• _Excerpted passage_:
DETAILED DESCRIPTION OF THE INVENTION

Hereinafter, various embodiments of the present invention will be explained in detail in conjunction with the attached drawings.

Here, in all of the drawings, parts having identical functions are indicated by the same symbols, and a repeated explanation thereof is omitted.

(Basic Constitution of TFT Type Liquid Crystal Display Module to Which the Present Invention is Applied)

FIG. 1 is a block diagram showing the constitution of a liquid crystal display module to which the present invention is applied.

In the liquid crystal display module shown in FIG. 1, a drain driver 130 is arranged on a long side of a liquid crystal display panel 10, while a gate driver 140 is arranged on a short side of the liquid crystal display panel 10. The drain driver 130 and the gate driver 140 are directly mounted on peripheral portions of one glass substrate (for example, a TFT substrate) of the liquid crystal display panel 10.

An interface part 100 is mounted on an interface printed circuit board, and the interface printed circuit board is mounted on a back side of the liquid crystal display panel 10.

(The Constitution of Liquid Crystal Display Panel 10 Shown in FIG. 1)

FIG. 2 is an equivalent circuit diagram showing one example of the liquid crystal display panel 10 shown in FIG. 1. As shown in FIG. 2, the liquid crystal display panel 10 includes a plurality of pixels which are formed in a matrix array.

Each pixel is arranged in the inside of a region where two neighboring signal lines (drain signal lines (D) or gate signal lines (G)) and two neighboring signal lines (gate signal lines (G) or drain signal lines (D)) intersect each other. Each pixel also includes thin film transistors (TFT1, TFT2) and source electrodes of the thin film transistors (TFT1, TFT2) of each pixel are connected with a pixel electrode (ITO1).

Further, a liquid crystal layer is formed between the pixel electrodes (ITO1) and a common electrode (ITO2), and, hence, a liquid crystal capacitance (CLC) is equivalently connected between the pixel electrodes (ITO1) and the common electrode (ITO2). Further, between source electrodes of the thin film transistors (TFT1, TFT2) and the gate signal line (G) of the preceding stage, a holding capacitance (CADD) is connected.

FIG. 3 is an equivalent circuit diagram showing another example of the liquid crystal display panel 10 shown in FIG. 1.

In the example shown in FIG. 2, a holding capacitance (CADD) is formed between the gate signal line (G) of the preceding stage and the source electrode. The equivalent circuit of the example shown in FIG. 3 differs from the equivalent circuit of the example shown in FIG. 2 with respect to the point that an additional capacitance (CSTG) is formed between a common signal line (CN) and a source electrode.

Although the present invention is applicable to both of the above-described examples, in the former method, the gate signal line (G) pulse of the preceding stage jumps into the pixel electrode (ITO1) through the holding capacitance (CADD). However, since there is no jumping in the latter method, it is possible to provide a more favorable display.

Here, FIG. 2 and FIG. 3 show the equivalent circuits of a vertical electric field type of liquid crystal display panel, wherein symbol AR indicates a display region in FIG. 2 and FIG. 3. Although FIG. 2 and FIG. 3 are circuit diagrams, in these drawings, parts are depicted so as to correspond to the actual geometric arrangements of the elements.

• _Items_:
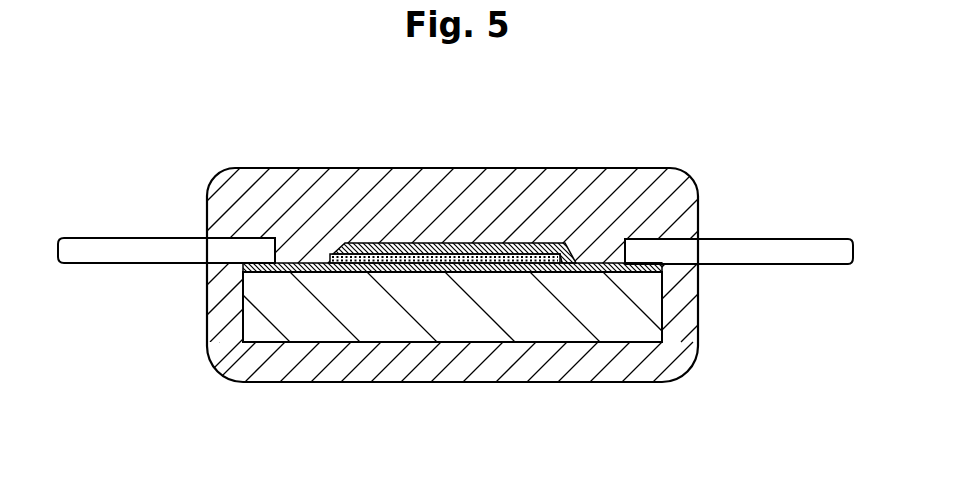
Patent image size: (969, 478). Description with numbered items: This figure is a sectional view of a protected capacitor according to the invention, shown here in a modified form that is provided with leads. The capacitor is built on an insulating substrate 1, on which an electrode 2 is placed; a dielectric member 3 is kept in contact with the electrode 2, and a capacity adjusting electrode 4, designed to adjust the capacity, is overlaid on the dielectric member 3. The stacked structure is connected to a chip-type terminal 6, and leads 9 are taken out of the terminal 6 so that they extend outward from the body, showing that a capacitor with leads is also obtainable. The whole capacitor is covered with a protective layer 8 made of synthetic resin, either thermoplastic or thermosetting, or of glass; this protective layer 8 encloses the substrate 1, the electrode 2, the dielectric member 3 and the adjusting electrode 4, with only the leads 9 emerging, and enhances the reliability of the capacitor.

The insulating substrate 1 is at (263, 327).
The electrode 2 is at (318, 263).
The dielectric member 3 is at (424, 258).
The capacity adjusting electrode 4 is at (497, 243).
The terminal 6 is at (756, 362).
The protective layer 8 is at (660, 192).
The leads 9 is at (805, 242).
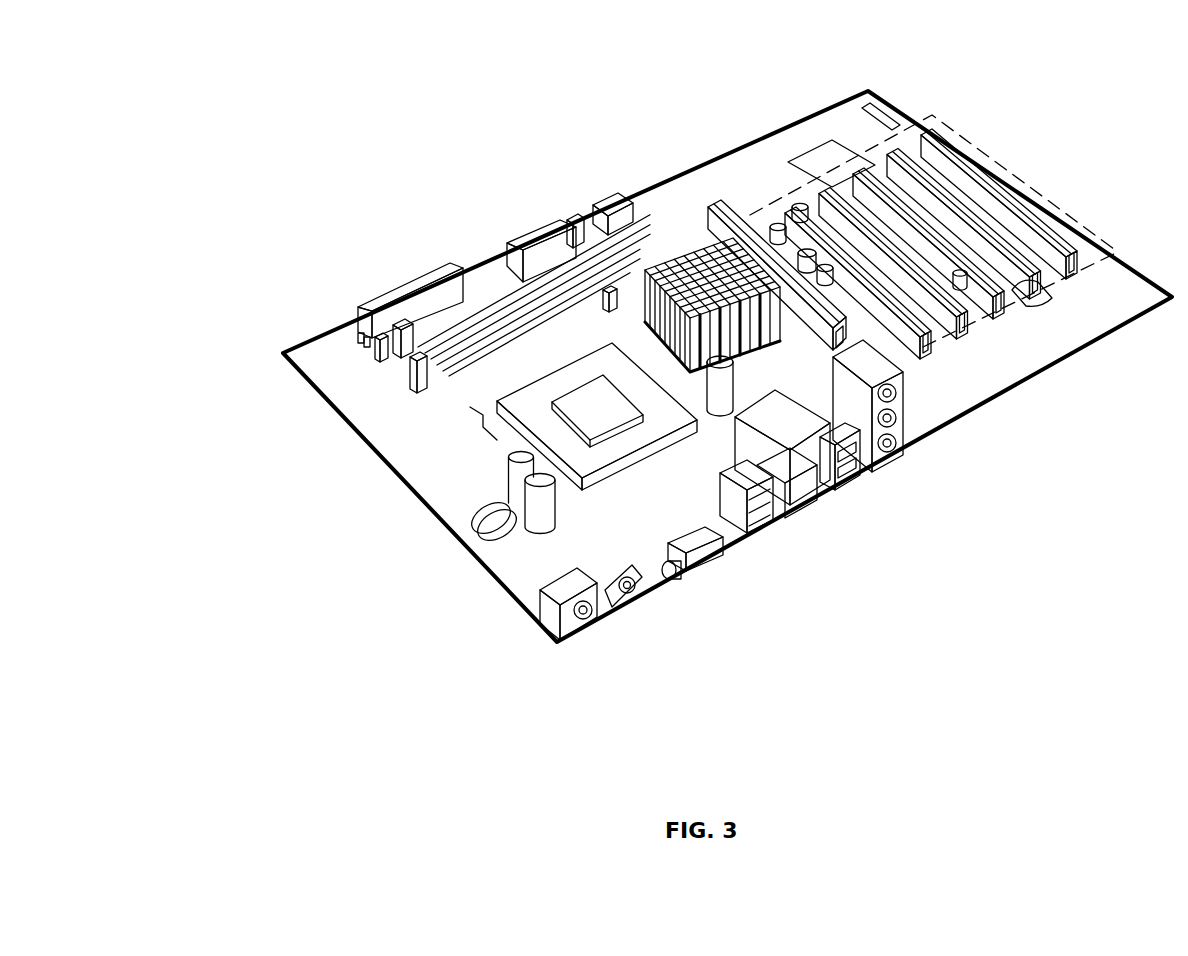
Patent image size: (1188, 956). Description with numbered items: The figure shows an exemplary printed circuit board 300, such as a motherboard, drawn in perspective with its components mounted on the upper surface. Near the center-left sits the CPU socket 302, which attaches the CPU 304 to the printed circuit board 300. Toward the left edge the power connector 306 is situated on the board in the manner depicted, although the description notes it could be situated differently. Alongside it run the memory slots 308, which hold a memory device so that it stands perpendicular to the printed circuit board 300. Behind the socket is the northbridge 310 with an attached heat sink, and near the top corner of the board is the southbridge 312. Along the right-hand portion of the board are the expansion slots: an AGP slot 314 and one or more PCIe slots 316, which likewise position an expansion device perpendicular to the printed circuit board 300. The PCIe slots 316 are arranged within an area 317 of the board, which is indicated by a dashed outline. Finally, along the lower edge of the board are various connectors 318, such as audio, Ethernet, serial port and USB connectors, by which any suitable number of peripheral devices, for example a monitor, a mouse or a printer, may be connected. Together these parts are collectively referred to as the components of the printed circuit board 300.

The printed circuit board 300 is at (268, 812).
The CPU socket 302 is at (488, 453).
The CPU 304 is at (498, 400).
The power connector 306 is at (392, 296).
The memory slots 308 is at (490, 292).
The northbridge 310 is at (699, 269).
The southbridge 312 is at (849, 135).
The AGP slot 314 is at (861, 313).
The PCIe slots 316 is at (999, 173).
The area 317 is at (1073, 207).
The connectors 318 is at (933, 450).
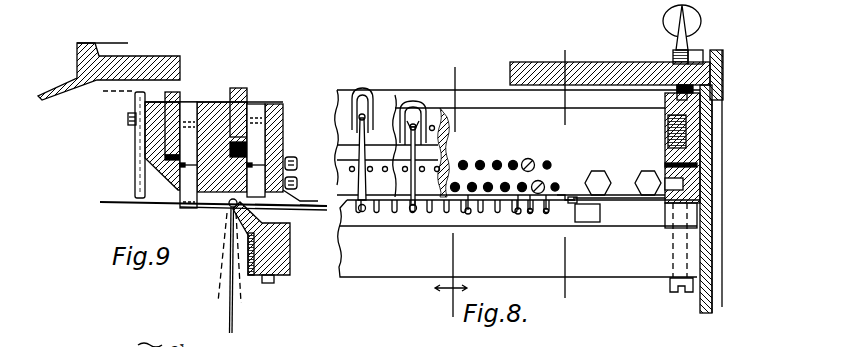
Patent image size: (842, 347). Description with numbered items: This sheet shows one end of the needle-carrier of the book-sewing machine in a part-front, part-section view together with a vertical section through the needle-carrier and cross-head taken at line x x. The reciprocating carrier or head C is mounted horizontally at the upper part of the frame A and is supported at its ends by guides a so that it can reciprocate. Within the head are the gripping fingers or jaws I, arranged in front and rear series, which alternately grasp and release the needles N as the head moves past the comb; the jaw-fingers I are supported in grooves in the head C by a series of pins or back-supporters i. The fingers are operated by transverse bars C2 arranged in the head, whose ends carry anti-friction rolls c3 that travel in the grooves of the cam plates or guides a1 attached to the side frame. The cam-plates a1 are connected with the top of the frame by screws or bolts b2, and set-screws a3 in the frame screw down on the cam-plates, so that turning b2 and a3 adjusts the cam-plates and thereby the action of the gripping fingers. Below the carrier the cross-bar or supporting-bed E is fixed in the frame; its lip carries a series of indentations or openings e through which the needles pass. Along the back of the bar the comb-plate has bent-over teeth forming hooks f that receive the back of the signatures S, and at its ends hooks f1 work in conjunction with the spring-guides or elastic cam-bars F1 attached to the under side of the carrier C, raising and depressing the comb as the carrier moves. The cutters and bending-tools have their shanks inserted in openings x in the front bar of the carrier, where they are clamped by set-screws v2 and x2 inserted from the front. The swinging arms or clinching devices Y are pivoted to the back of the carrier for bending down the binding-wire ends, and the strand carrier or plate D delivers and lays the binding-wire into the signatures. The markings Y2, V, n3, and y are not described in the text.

In FIG. 9, the frame A is at (109, 69).
In FIG. 8, the frame A is at (624, 181).
In FIG. 9, the guide bracket Y2 is at (103, 100).
In FIG. 9, the swinging arms or clinching devices Y is at (132, 145).
In FIG. 9, the reciprocating carrier or head C is at (214, 138).
In FIG. 8, the reciprocating carrier or head C is at (490, 152).
In FIG. 9, the transverse bars C2 is at (207, 115).
In FIG. 8, the transverse bars C2 is at (517, 143).
In FIG. 9, the anti-friction rolls c3 is at (270, 140).
In FIG. 8, the anti-friction rolls c3 is at (665, 125).
In FIG. 9, the gripping fingers or jaws I is at (222, 155).
In FIG. 8, the gripping fingers or jaws I is at (431, 156).
In FIG. 9, the pins or back-supporters i is at (222, 159).
In FIG. 8, the pins or back-supporters i is at (395, 152).
In FIG. 9, the set-screw x2 is at (297, 157).
In FIG. 8, the set-screw x2 is at (505, 158).
In FIG. 9, the set-screw v2 is at (297, 178).
In FIG. 8, the set-screw v2 is at (505, 182).
In FIG. 9, the bracket V is at (300, 194).
In FIG. 8, the bracket V is at (547, 215).
In FIG. 9, the needles N is at (213, 210).
In FIG. 8, the needles N is at (446, 209).
In FIG. 9, the bar end n3 is at (313, 212).
In FIG. 9, the hooks f is at (229, 198).
In FIG. 9, the cross-bar or supporting-bed E is at (268, 242).
In FIG. 8, the cross-bar or supporting-bed E is at (519, 246).
In FIG. 9, the signatures S is at (223, 258).
In FIG. 9, the strand carrier or plate D is at (238, 270).
In FIG. 8, the openings x is at (451, 189).
In FIG. 8, the section line y- y is at (562, 171).
In FIG. 8, the indentations or openings e is at (394, 214).
In FIG. 8, the hooks f1 is at (567, 206).
In FIG. 8, the spring-guides or elastic cam-bars F1 is at (619, 210).
In FIG. 8, the guides a is at (683, 185).
In FIG. 8, the cam plates or guides a1 is at (712, 110).
In FIG. 8, the set-screws a3 is at (665, 22).
In FIG. 8, the screws or bolts b2 is at (703, 50).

• _Jobs_:
1. List every capacitance that the liquid crystal display description names, with its symbol.
2. Reproduce the part of the liquid crystal display description between "(The Constitution of" and "a matrix array.", inclusive.
3. Answer these questions from the liquid crystal display description:
(a) On which side of the liquid crystal display panel 10 is the gate driver 140 arranged?
(b) Where is the interface printed circuit board mounted?
(c) What does symbol AR indicate in FIG. 2 and FIG. 3?

• _Answers to the tasks_:
1.
Liquid crystal capacitance (CLC)
Holding capacitance (CADD)
Additional capacitance (CSTG)

2.
(The Constitution of Liquid Crystal Display Panel 10 Shown in FIG. 1)

FIG. 2 is an equivalent circuit diagram showing one example of the liquid crystal display panel 10 shown in FIG. 1. As shown in FIG. 2, the liquid crystal display panel 10 includes a plurality of pixels which are formed in a matrix array.

3.
(a) The gate driver 140 is on a short side of the panel.
(b) The interface printed circuit board is mounted on a back side of the liquid crystal display panel 10.
(c) AR indicates a display region.